### SOURCE DATA ###

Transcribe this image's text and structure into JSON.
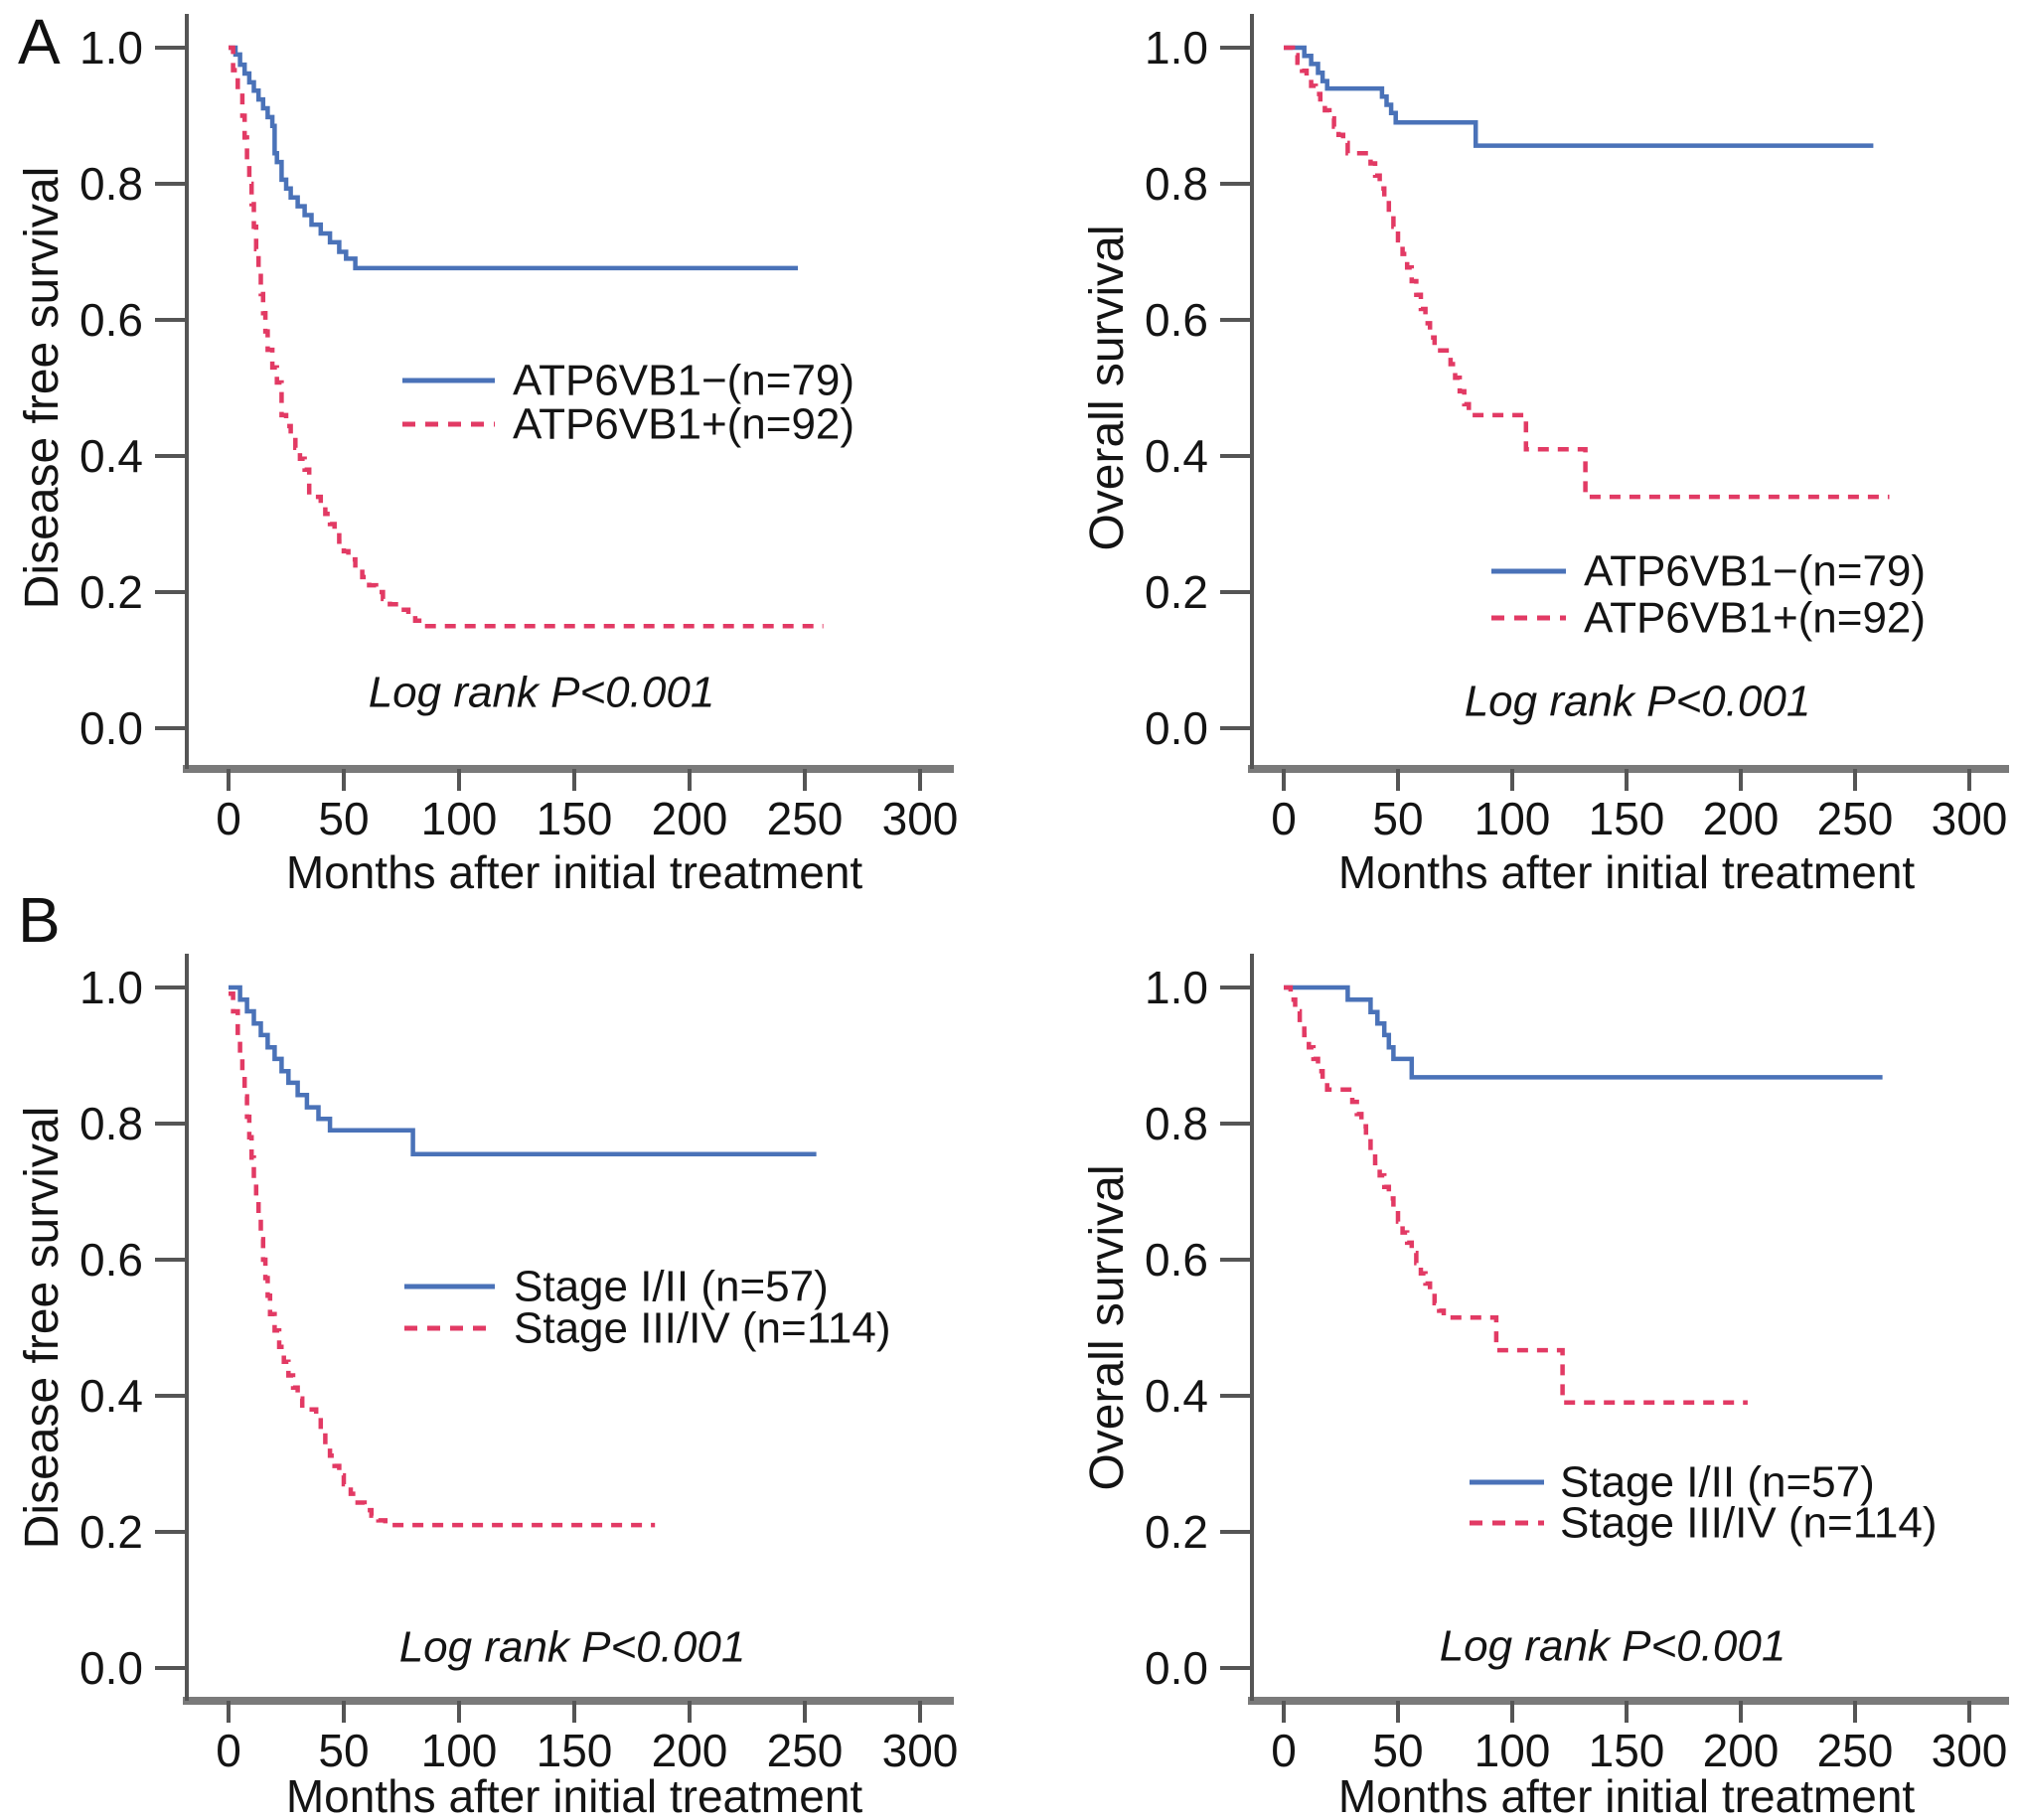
{
  "panels": [
    {
      "label": "A"
    },
    {
      "label": "B"
    }
  ],
  "colors": {
    "blue": "#4a72b8",
    "red": "#e23a64",
    "axis_dark": "#555555",
    "axis_gray": "#7a7a7a",
    "text": "#141414"
  },
  "chart_data": [
    {
      "type": "line",
      "subtype": "kaplan-meier",
      "panel": "A",
      "position": "left",
      "ylabel": "Disease free survival",
      "xlabel": "Months after initial treatment",
      "xticks": [
        0,
        50,
        100,
        150,
        200,
        250,
        300
      ],
      "yticks": [
        0.0,
        0.2,
        0.4,
        0.6,
        0.8,
        1.0
      ],
      "xlim": [
        0,
        300
      ],
      "ylim": [
        0,
        1
      ],
      "grid": false,
      "annotation": "Log rank P<0.001",
      "series": [
        {
          "name": "ATP6VB1−(n=79)",
          "color": "blue",
          "style": "solid",
          "end_x": 247,
          "steps": [
            [
              0,
              1.0
            ],
            [
              3,
              0.99
            ],
            [
              5,
              0.975
            ],
            [
              7,
              0.962
            ],
            [
              9,
              0.949
            ],
            [
              11,
              0.937
            ],
            [
              13,
              0.924
            ],
            [
              15,
              0.911
            ],
            [
              17,
              0.898
            ],
            [
              19,
              0.885
            ],
            [
              20,
              0.845
            ],
            [
              21,
              0.832
            ],
            [
              23,
              0.806
            ],
            [
              25,
              0.793
            ],
            [
              27,
              0.78
            ],
            [
              30,
              0.767
            ],
            [
              33,
              0.754
            ],
            [
              36,
              0.74
            ],
            [
              40,
              0.727
            ],
            [
              44,
              0.714
            ],
            [
              48,
              0.7
            ],
            [
              51,
              0.69
            ],
            [
              55,
              0.676
            ]
          ]
        },
        {
          "name": "ATP6VB1+(n=92)",
          "color": "red",
          "style": "dashed",
          "end_x": 258,
          "steps": [
            [
              0,
              1.0
            ],
            [
              2,
              0.967
            ],
            [
              4,
              0.934
            ],
            [
              6,
              0.9
            ],
            [
              7,
              0.868
            ],
            [
              8,
              0.835
            ],
            [
              9,
              0.8
            ],
            [
              10,
              0.77
            ],
            [
              11,
              0.737
            ],
            [
              12,
              0.704
            ],
            [
              13,
              0.671
            ],
            [
              14,
              0.638
            ],
            [
              15,
              0.61
            ],
            [
              16,
              0.583
            ],
            [
              17,
              0.556
            ],
            [
              19,
              0.53
            ],
            [
              21,
              0.508
            ],
            [
              23,
              0.46
            ],
            [
              25,
              0.444
            ],
            [
              27,
              0.428
            ],
            [
              29,
              0.412
            ],
            [
              31,
              0.396
            ],
            [
              33,
              0.38
            ],
            [
              35,
              0.34
            ],
            [
              40,
              0.33
            ],
            [
              42,
              0.315
            ],
            [
              44,
              0.3
            ],
            [
              46,
              0.287
            ],
            [
              48,
              0.274
            ],
            [
              50,
              0.26
            ],
            [
              52,
              0.248
            ],
            [
              55,
              0.235
            ],
            [
              58,
              0.222
            ],
            [
              61,
              0.21
            ],
            [
              64,
              0.2
            ],
            [
              67,
              0.19
            ],
            [
              70,
              0.182
            ],
            [
              74,
              0.174
            ],
            [
              78,
              0.166
            ],
            [
              81,
              0.158
            ],
            [
              84,
              0.15
            ]
          ]
        }
      ]
    },
    {
      "type": "line",
      "subtype": "kaplan-meier",
      "panel": "A",
      "position": "right",
      "ylabel": "Overall survival",
      "xlabel": "Months after initial treatment",
      "xticks": [
        0,
        50,
        100,
        150,
        200,
        250,
        300
      ],
      "yticks": [
        0.0,
        0.2,
        0.4,
        0.6,
        0.8,
        1.0
      ],
      "xlim": [
        0,
        300
      ],
      "ylim": [
        0,
        1
      ],
      "grid": false,
      "annotation": "Log rank P<0.001",
      "series": [
        {
          "name": "ATP6VB1−(n=79)",
          "color": "blue",
          "style": "solid",
          "end_x": 258,
          "steps": [
            [
              0,
              1.0
            ],
            [
              9,
              0.988
            ],
            [
              12,
              0.976
            ],
            [
              15,
              0.963
            ],
            [
              17,
              0.951
            ],
            [
              19,
              0.94
            ],
            [
              43,
              0.928
            ],
            [
              45,
              0.916
            ],
            [
              47,
              0.904
            ],
            [
              49,
              0.89
            ],
            [
              84,
              0.856
            ]
          ]
        },
        {
          "name": "ATP6VB1+(n=92)",
          "color": "red",
          "style": "dashed",
          "end_x": 265,
          "steps": [
            [
              0,
              1.0
            ],
            [
              4,
              0.989
            ],
            [
              6,
              0.978
            ],
            [
              8,
              0.966
            ],
            [
              10,
              0.955
            ],
            [
              12,
              0.944
            ],
            [
              14,
              0.932
            ],
            [
              16,
              0.92
            ],
            [
              18,
              0.908
            ],
            [
              20,
              0.896
            ],
            [
              22,
              0.884
            ],
            [
              24,
              0.872
            ],
            [
              26,
              0.86
            ],
            [
              28,
              0.845
            ],
            [
              38,
              0.83
            ],
            [
              40,
              0.812
            ],
            [
              42,
              0.793
            ],
            [
              44,
              0.775
            ],
            [
              46,
              0.756
            ],
            [
              48,
              0.737
            ],
            [
              50,
              0.717
            ],
            [
              52,
              0.697
            ],
            [
              54,
              0.677
            ],
            [
              56,
              0.657
            ],
            [
              58,
              0.637
            ],
            [
              60,
              0.616
            ],
            [
              62,
              0.595
            ],
            [
              64,
              0.574
            ],
            [
              66,
              0.555
            ],
            [
              73,
              0.535
            ],
            [
              75,
              0.515
            ],
            [
              77,
              0.495
            ],
            [
              79,
              0.476
            ],
            [
              81,
              0.46
            ],
            [
              106,
              0.41
            ],
            [
              132,
              0.34
            ]
          ]
        }
      ]
    },
    {
      "type": "line",
      "subtype": "kaplan-meier",
      "panel": "B",
      "position": "left",
      "ylabel": "Disease free survival",
      "xlabel": "Months after initial treatment",
      "xticks": [
        0,
        50,
        100,
        150,
        200,
        250,
        300
      ],
      "yticks": [
        0.0,
        0.2,
        0.4,
        0.6,
        0.8,
        1.0
      ],
      "xlim": [
        0,
        300
      ],
      "ylim": [
        0,
        1
      ],
      "grid": false,
      "annotation": "Log rank P<0.001",
      "series": [
        {
          "name": "Stage I/II (n=57)",
          "color": "blue",
          "style": "solid",
          "end_x": 255,
          "steps": [
            [
              0,
              1.0
            ],
            [
              5,
              0.982
            ],
            [
              8,
              0.965
            ],
            [
              11,
              0.947
            ],
            [
              14,
              0.93
            ],
            [
              17,
              0.912
            ],
            [
              20,
              0.895
            ],
            [
              23,
              0.877
            ],
            [
              26,
              0.86
            ],
            [
              30,
              0.842
            ],
            [
              34,
              0.824
            ],
            [
              39,
              0.807
            ],
            [
              44,
              0.79
            ],
            [
              80,
              0.755
            ]
          ]
        },
        {
          "name": "Stage III/IV (n=114)",
          "color": "red",
          "style": "dashed",
          "end_x": 185,
          "steps": [
            [
              0,
              0.991
            ],
            [
              2,
              0.965
            ],
            [
              4,
              0.93
            ],
            [
              5,
              0.9
            ],
            [
              6,
              0.87
            ],
            [
              7,
              0.84
            ],
            [
              8,
              0.81
            ],
            [
              9,
              0.78
            ],
            [
              10,
              0.75
            ],
            [
              11,
              0.72
            ],
            [
              12,
              0.69
            ],
            [
              13,
              0.66
            ],
            [
              14,
              0.63
            ],
            [
              15,
              0.6
            ],
            [
              16,
              0.573
            ],
            [
              17,
              0.547
            ],
            [
              18,
              0.52
            ],
            [
              20,
              0.496
            ],
            [
              22,
              0.472
            ],
            [
              24,
              0.45
            ],
            [
              26,
              0.43
            ],
            [
              28,
              0.412
            ],
            [
              30,
              0.396
            ],
            [
              32,
              0.38
            ],
            [
              38,
              0.372
            ],
            [
              40,
              0.345
            ],
            [
              42,
              0.328
            ],
            [
              44,
              0.312
            ],
            [
              46,
              0.297
            ],
            [
              48,
              0.283
            ],
            [
              50,
              0.27
            ],
            [
              53,
              0.256
            ],
            [
              56,
              0.243
            ],
            [
              59,
              0.232
            ],
            [
              62,
              0.224
            ],
            [
              65,
              0.217
            ],
            [
              68,
              0.21
            ]
          ]
        }
      ]
    },
    {
      "type": "line",
      "subtype": "kaplan-meier",
      "panel": "B",
      "position": "right",
      "ylabel": "Overall survival",
      "xlabel": "Months after initial treatment",
      "xticks": [
        0,
        50,
        100,
        150,
        200,
        250,
        300
      ],
      "yticks": [
        0.0,
        0.2,
        0.4,
        0.6,
        0.8,
        1.0
      ],
      "xlim": [
        0,
        300
      ],
      "ylim": [
        0,
        1
      ],
      "grid": false,
      "annotation": "Log rank P<0.001",
      "series": [
        {
          "name": "Stage I/II (n=57)",
          "color": "blue",
          "style": "solid",
          "end_x": 262,
          "steps": [
            [
              0,
              1.0
            ],
            [
              28,
              0.982
            ],
            [
              38,
              0.964
            ],
            [
              41,
              0.947
            ],
            [
              44,
              0.93
            ],
            [
              46,
              0.912
            ],
            [
              48,
              0.895
            ],
            [
              56,
              0.868
            ]
          ]
        },
        {
          "name": "Stage III/IV (n=114)",
          "color": "red",
          "style": "dashed",
          "end_x": 203,
          "steps": [
            [
              0,
              1.0
            ],
            [
              3,
              0.982
            ],
            [
              5,
              0.965
            ],
            [
              7,
              0.947
            ],
            [
              9,
              0.93
            ],
            [
              11,
              0.912
            ],
            [
              13,
              0.895
            ],
            [
              15,
              0.877
            ],
            [
              17,
              0.862
            ],
            [
              19,
              0.85
            ],
            [
              30,
              0.832
            ],
            [
              32,
              0.814
            ],
            [
              34,
              0.796
            ],
            [
              36,
              0.778
            ],
            [
              38,
              0.76
            ],
            [
              40,
              0.742
            ],
            [
              42,
              0.724
            ],
            [
              44,
              0.707
            ],
            [
              46,
              0.69
            ],
            [
              48,
              0.673
            ],
            [
              50,
              0.656
            ],
            [
              52,
              0.64
            ],
            [
              54,
              0.625
            ],
            [
              56,
              0.61
            ],
            [
              58,
              0.595
            ],
            [
              60,
              0.58
            ],
            [
              62,
              0.565
            ],
            [
              64,
              0.55
            ],
            [
              66,
              0.536
            ],
            [
              68,
              0.525
            ],
            [
              70,
              0.515
            ],
            [
              93,
              0.467
            ],
            [
              122,
              0.39
            ]
          ]
        }
      ]
    }
  ]
}
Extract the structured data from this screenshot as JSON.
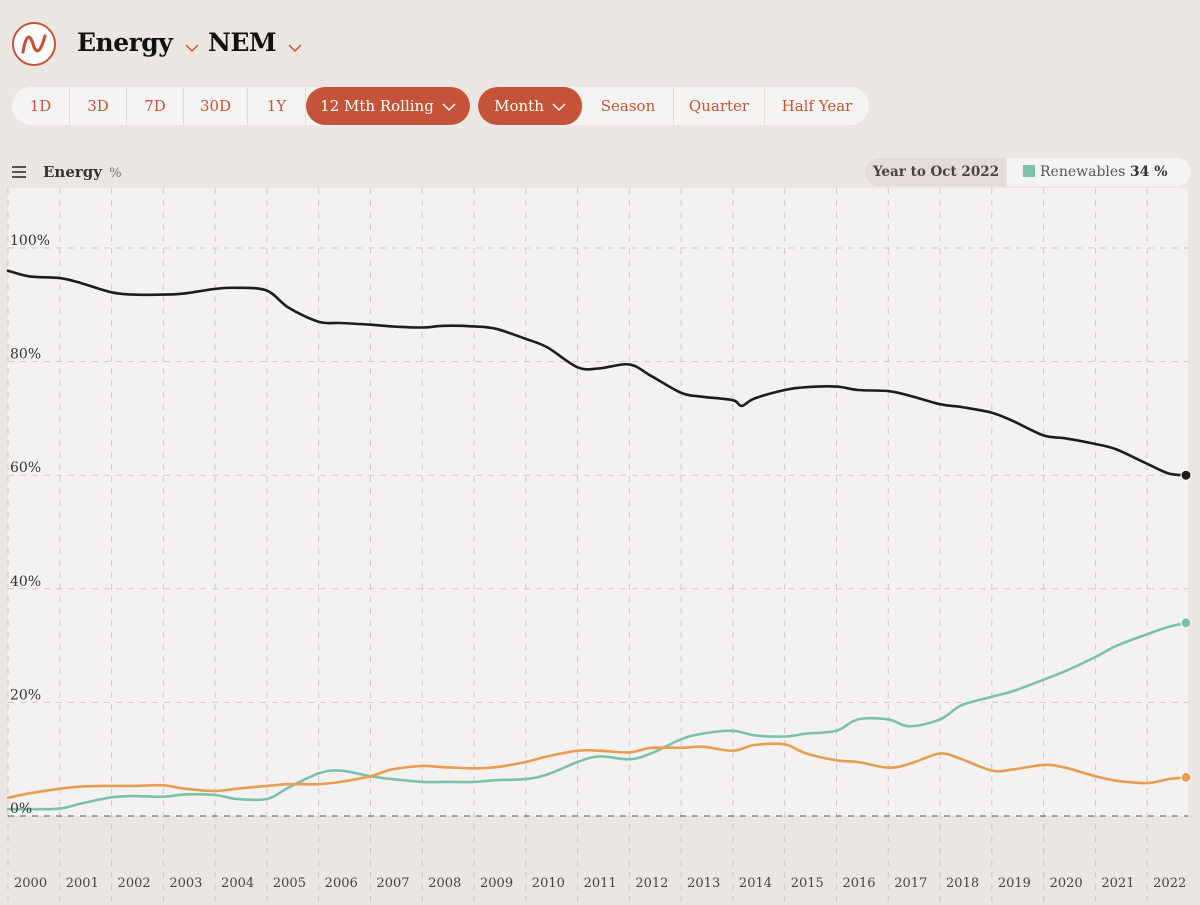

###

WHAT YOU HAVE TO DO
Show the lines of the records that include the string "text".

RESULT OF THE TASK
Transcribe this image's text and structure into JSON.
    "text": "#141414"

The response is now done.